◆ Exercise prompt ◆
All the data must come back unchanged, except that pictures are left out.
# start of Provided data
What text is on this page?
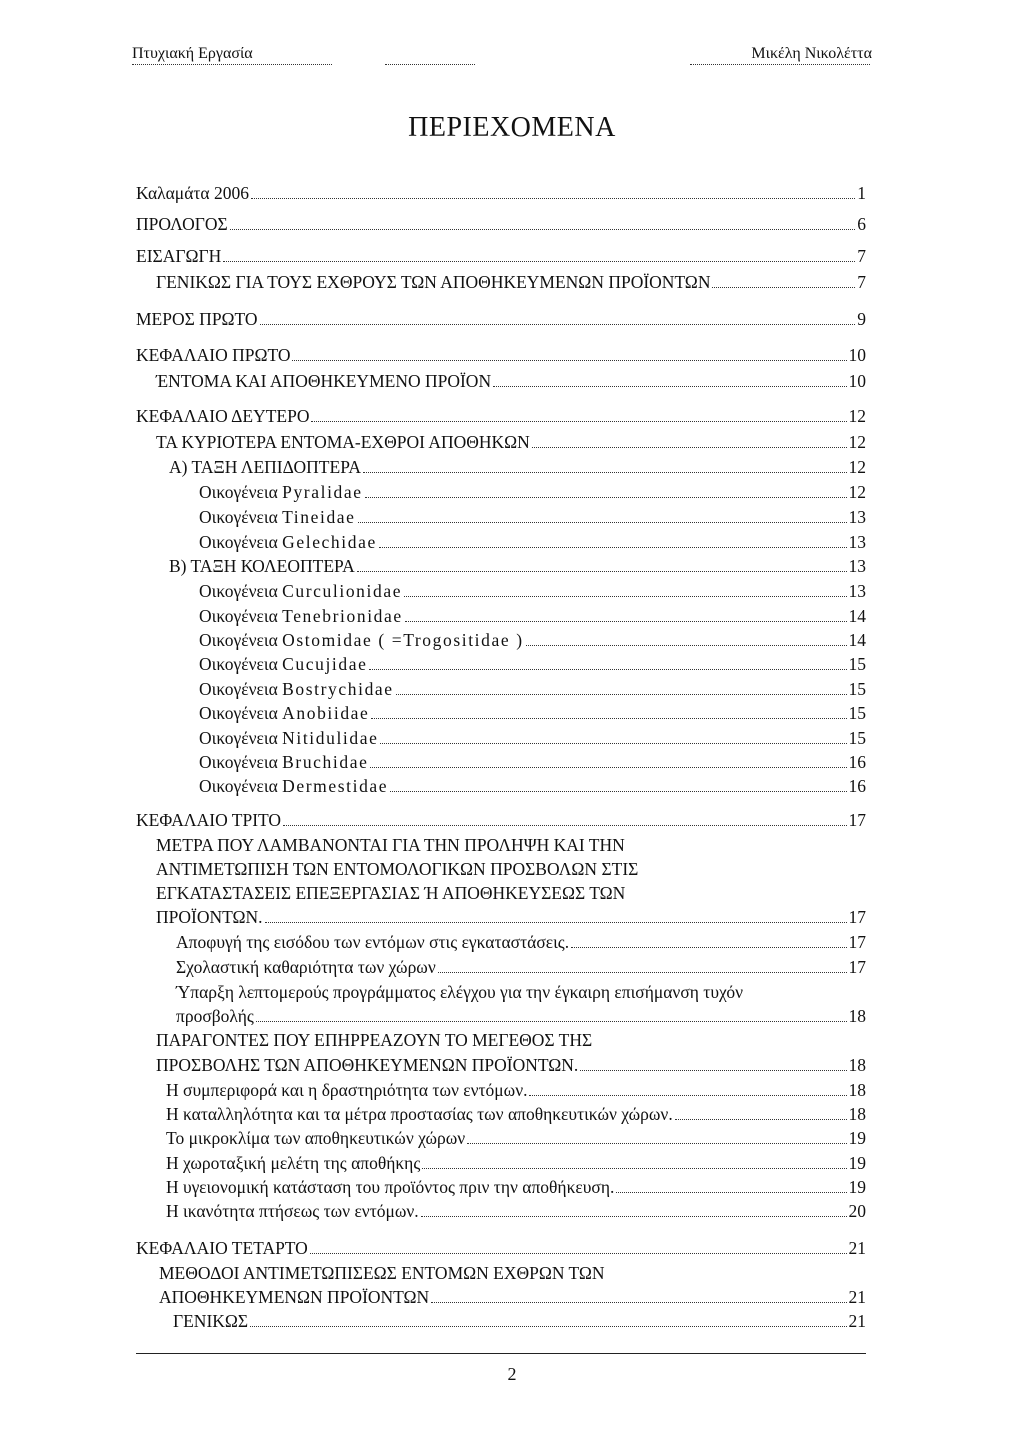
Πτυχιακή Εργασία	Μικέλη Νικολέττα
ΠΕΡΙΕΧΟΜΕΝΑ
Καλαμάτα 2006	1
ΠΡΟΛΟΓΟΣ	6
ΕΙΣΑΓΩΓΗ	7
ΓΕΝΙΚΩΣ ΓΙΑ ΤΟΥΣ ΕΧΘΡΟΥΣ ΤΩΝ ΑΠΟΘΗΚΕΥΜΕΝΩΝ ΠΡΟΪΟΝΤΩΝ	7
ΜΕΡΟΣ ΠΡΩΤΟ	9
ΚΕΦΑΛΑΙΟ ΠΡΩΤΟ	10
ΈΝΤΟΜΑ ΚΑΙ ΑΠΟΘΗΚΕΥΜΕΝΟ ΠΡΟΪΟΝ	10
ΚΕΦΑΛΑΙΟ ΔΕΥΤΕΡΟ	12
ΤΑ ΚΥΡΙΟΤΕΡΑ ΕΝΤΟΜΑ-ΕΧΘΡΟΙ ΑΠΟΘΗΚΩΝ	12
Α) ΤΑΞΗ ΛΕΠΙΔΟΠΤΕΡΑ	12
Οικογένεια Pyralidae	12
Οικογένεια Tineidae	13
Οικογένεια Gelechidae	13
Β) ΤΑΞΗ ΚΟΛΕΟΠΤΕΡΑ	13
Οικογένεια Curculionidae	13
Οικογένεια Tenebrionidae	14
Οικογένεια Ostomidae ( =Trogositidae )	14
Οικογένεια Cucujidae	15
Οικογένεια Bostrychidae	15
Οικογένεια Anobiidae	15
Οικογένεια Nitidulidae	15
Οικογένεια Bruchidae	16
Οικογένεια Dermestidae	16
ΚΕΦΑΛΑΙΟ ΤΡΙΤΟ	17
ΜΕΤΡΑ ΠΟΥ ΛΑΜΒΑΝΟΝΤΑΙ ΓΙΑ ΤΗΝ ΠΡΟΛΗΨΗ ΚΑΙ ΤΗΝ
ΑΝΤΙΜΕΤΩΠΙΣΗ ΤΩΝ ΕΝΤΟΜΟΛΟΓΙΚΩΝ ΠΡΟΣΒΟΛΩΝ ΣΤΙΣ
ΕΓΚΑΤΑΣΤΑΣΕΙΣ ΕΠΕΞΕΡΓΑΣΙΑΣ Ή ΑΠΟΘΗΚΕΥΣΕΩΣ ΤΩΝ
ΠΡΟΪΟΝΤΩΝ.	17
Αποφυγή της εισόδου των εντόμων στις εγκαταστάσεις.	17
Σχολαστική καθαριότητα των χώρων	17
Ύπαρξη λεπτομερούς προγράμματος ελέγχου για την έγκαιρη επισήμανση τυχόν
προσβολής	18
ΠΑΡΑΓΟΝΤΕΣ ΠΟΥ ΕΠΗΡΡΕΑΖΟΥΝ ΤΟ ΜΕΓΕΘΟΣ ΤΗΣ
ΠΡΟΣΒΟΛΗΣ ΤΩΝ ΑΠΟΘΗΚΕΥΜΕΝΩΝ ΠΡΟΪΟΝΤΩΝ.	18
Η συμπεριφορά και η δραστηριότητα των εντόμων.	18
Η καταλληλότητα και τα μέτρα προστασίας των αποθηκευτικών χώρων.	18
Το μικροκλίμα των αποθηκευτικών χώρων	19
Η χωροταξική μελέτη της αποθήκης	19
Η υγειονομική κατάσταση του προϊόντος πριν την αποθήκευση.	19
Η ικανότητα πτήσεως των εντόμων.	20
ΚΕΦΑΛΑΙΟ ΤΕΤΑΡΤΟ	21
ΜΕΘΟΔΟΙ ΑΝΤΙΜΕΤΩΠΙΣΕΩΣ ΕΝΤΟΜΩΝ ΕΧΘΡΩΝ ΤΩΝ
ΑΠΟΘΗΚΕΥΜΕΝΩΝ ΠΡΟΪΟΝΤΩΝ	21
ΓΕΝΙΚΩΣ	21
2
# end of Provided data
◆ The answer ◆
What text is on this page?
Πτυχιακή Εργασία	Μικέλη Νικολέττα
ΠΕΡΙΕΧΟΜΕΝΑ
Καλαμάτα 2006	1
ΠΡΟΛΟΓΟΣ	6
ΕΙΣΑΓΩΓΗ	7
ΓΕΝΙΚΩΣ ΓΙΑ ΤΟΥΣ ΕΧΘΡΟΥΣ ΤΩΝ ΑΠΟΘΗΚΕΥΜΕΝΩΝ ΠΡΟΪΟΝΤΩΝ	7
ΜΕΡΟΣ ΠΡΩΤΟ	9
ΚΕΦΑΛΑΙΟ ΠΡΩΤΟ	10
ΈΝΤΟΜΑ ΚΑΙ ΑΠΟΘΗΚΕΥΜΕΝΟ ΠΡΟΪΟΝ	10
ΚΕΦΑΛΑΙΟ ΔΕΥΤΕΡΟ	12
ΤΑ ΚΥΡΙΟΤΕΡΑ ΕΝΤΟΜΑ-ΕΧΘΡΟΙ ΑΠΟΘΗΚΩΝ	12
Α) ΤΑΞΗ ΛΕΠΙΔΟΠΤΕΡΑ	12
Οικογένεια Pyralidae	12
Οικογένεια Tineidae	13
Οικογένεια Gelechidae	13
Β) ΤΑΞΗ ΚΟΛΕΟΠΤΕΡΑ	13
Οικογένεια Curculionidae	13
Οικογένεια Tenebrionidae	14
Οικογένεια Ostomidae ( =Trogositidae )	14
Οικογένεια Cucujidae	15
Οικογένεια Bostrychidae	15
Οικογένεια Anobiidae	15
Οικογένεια Nitidulidae	15
Οικογένεια Bruchidae	16
Οικογένεια Dermestidae	16
ΚΕΦΑΛΑΙΟ ΤΡΙΤΟ	17
ΜΕΤΡΑ ΠΟΥ ΛΑΜΒΑΝΟΝΤΑΙ ΓΙΑ ΤΗΝ ΠΡΟΛΗΨΗ ΚΑΙ ΤΗΝ
ΑΝΤΙΜΕΤΩΠΙΣΗ ΤΩΝ ΕΝΤΟΜΟΛΟΓΙΚΩΝ ΠΡΟΣΒΟΛΩΝ ΣΤΙΣ
ΕΓΚΑΤΑΣΤΑΣΕΙΣ ΕΠΕΞΕΡΓΑΣΙΑΣ Ή ΑΠΟΘΗΚΕΥΣΕΩΣ ΤΩΝ
ΠΡΟΪΟΝΤΩΝ.	17
Αποφυγή της εισόδου των εντόμων στις εγκαταστάσεις.	17
Σχολαστική καθαριότητα των χώρων	17
Ύπαρξη λεπτομερούς προγράμματος ελέγχου για την έγκαιρη επισήμανση τυχόν
προσβολής	18
ΠΑΡΑΓΟΝΤΕΣ ΠΟΥ ΕΠΗΡΡΕΑΖΟΥΝ ΤΟ ΜΕΓΕΘΟΣ ΤΗΣ
ΠΡΟΣΒΟΛΗΣ ΤΩΝ ΑΠΟΘΗΚΕΥΜΕΝΩΝ ΠΡΟΪΟΝΤΩΝ.	18
Η συμπεριφορά και η δραστηριότητα των εντόμων.	18
Η καταλληλότητα και τα μέτρα προστασίας των αποθηκευτικών χώρων.	18
Το μικροκλίμα των αποθηκευτικών χώρων	19
Η χωροταξική μελέτη της αποθήκης	19
Η υγειονομική κατάσταση του προϊόντος πριν την αποθήκευση.	19
Η ικανότητα πτήσεως των εντόμων.	20
ΚΕΦΑΛΑΙΟ ΤΕΤΑΡΤΟ	21
ΜΕΘΟΔΟΙ ΑΝΤΙΜΕΤΩΠΙΣΕΩΣ ΕΝΤΟΜΩΝ ΕΧΘΡΩΝ ΤΩΝ
ΑΠΟΘΗΚΕΥΜΕΝΩΝ ΠΡΟΪΟΝΤΩΝ	21
ΓΕΝΙΚΩΣ	21
2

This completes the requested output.